Restate all of the data exactly.

(Raw records)
↓↓↓
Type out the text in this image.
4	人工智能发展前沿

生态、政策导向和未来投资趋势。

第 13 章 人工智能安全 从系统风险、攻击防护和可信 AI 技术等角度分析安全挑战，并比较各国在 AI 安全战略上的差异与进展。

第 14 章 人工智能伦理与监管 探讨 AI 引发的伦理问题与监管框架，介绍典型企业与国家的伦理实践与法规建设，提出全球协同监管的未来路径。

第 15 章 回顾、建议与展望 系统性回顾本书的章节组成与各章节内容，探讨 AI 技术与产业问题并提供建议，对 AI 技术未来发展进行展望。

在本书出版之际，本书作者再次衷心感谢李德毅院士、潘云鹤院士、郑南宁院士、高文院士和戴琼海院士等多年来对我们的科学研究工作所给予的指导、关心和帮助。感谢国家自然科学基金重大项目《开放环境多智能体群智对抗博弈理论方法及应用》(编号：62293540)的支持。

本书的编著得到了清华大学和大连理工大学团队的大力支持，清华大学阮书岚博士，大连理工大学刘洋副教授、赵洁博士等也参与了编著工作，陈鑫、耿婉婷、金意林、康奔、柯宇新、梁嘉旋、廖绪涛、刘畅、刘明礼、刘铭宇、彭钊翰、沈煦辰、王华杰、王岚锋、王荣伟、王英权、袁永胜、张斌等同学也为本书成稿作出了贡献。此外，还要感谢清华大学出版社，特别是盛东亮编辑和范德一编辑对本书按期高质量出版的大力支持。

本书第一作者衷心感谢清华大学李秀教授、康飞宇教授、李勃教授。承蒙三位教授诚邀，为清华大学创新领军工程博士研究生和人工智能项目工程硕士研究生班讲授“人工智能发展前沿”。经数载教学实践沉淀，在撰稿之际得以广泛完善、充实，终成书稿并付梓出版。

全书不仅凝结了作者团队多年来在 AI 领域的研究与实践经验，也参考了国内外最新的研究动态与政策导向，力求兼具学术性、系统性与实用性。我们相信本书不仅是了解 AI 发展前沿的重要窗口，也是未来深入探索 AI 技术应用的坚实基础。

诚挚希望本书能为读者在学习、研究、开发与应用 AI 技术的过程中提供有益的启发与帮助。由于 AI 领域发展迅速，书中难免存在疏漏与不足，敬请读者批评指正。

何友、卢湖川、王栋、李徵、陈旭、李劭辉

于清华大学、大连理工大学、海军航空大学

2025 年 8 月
↑↑↑
• RESULT OF THE TASK:
Type out the text in this image.
4	人工智能发展前沿

生态、政策导向和未来投资趋势。

第 13 章 人工智能安全 从系统风险、攻击防护和可信 AI 技术等角度分析安全挑战，并比较各国在 AI 安全战略上的差异与进展。

第 14 章 人工智能伦理与监管 探讨 AI 引发的伦理问题与监管框架，介绍典型企业与国家的伦理实践与法规建设，提出全球协同监管的未来路径。

第 15 章 回顾、建议与展望 系统性回顾本书的章节组成与各章节内容，探讨 AI 技术与产业问题并提供建议，对 AI 技术未来发展进行展望。

在本书出版之际，本书作者再次衷心感谢李德毅院士、潘云鹤院士、郑南宁院士、高文院士和戴琼海院士等多年来对我们的科学研究工作所给予的指导、关心和帮助。感谢国家自然科学基金重大项目《开放环境多智能体群智对抗博弈理论方法及应用》(编号：62293540)的支持。

本书的编著得到了清华大学和大连理工大学团队的大力支持，清华大学阮书岚博士，大连理工大学刘洋副教授、赵洁博士等也参与了编著工作，陈鑫、耿婉婷、金意林、康奔、柯宇新、梁嘉旋、廖绪涛、刘畅、刘明礼、刘铭宇、彭钊翰、沈煦辰、王华杰、王岚锋、王荣伟、王英权、袁永胜、张斌等同学也为本书成稿作出了贡献。此外，还要感谢清华大学出版社，特别是盛东亮编辑和范德一编辑对本书按期高质量出版的大力支持。

本书第一作者衷心感谢清华大学李秀教授、康飞宇教授、李勃教授。承蒙三位教授诚邀，为清华大学创新领军工程博士研究生和人工智能项目工程硕士研究生班讲授“人工智能发展前沿”。经数载教学实践沉淀，在撰稿之际得以广泛完善、充实，终成书稿并付梓出版。

全书不仅凝结了作者团队多年来在 AI 领域的研究与实践经验，也参考了国内外最新的研究动态与政策导向，力求兼具学术性、系统性与实用性。我们相信本书不仅是了解 AI 发展前沿的重要窗口，也是未来深入探索 AI 技术应用的坚实基础。

诚挚希望本书能为读者在学习、研究、开发与应用 AI 技术的过程中提供有益的启发与帮助。由于 AI 领域发展迅速，书中难免存在疏漏与不足，敬请读者批评指正。

何友、卢湖川、王栋、李徵、陈旭、李劭辉

于清华大学、大连理工大学、海军航空大学

2025 年 8 月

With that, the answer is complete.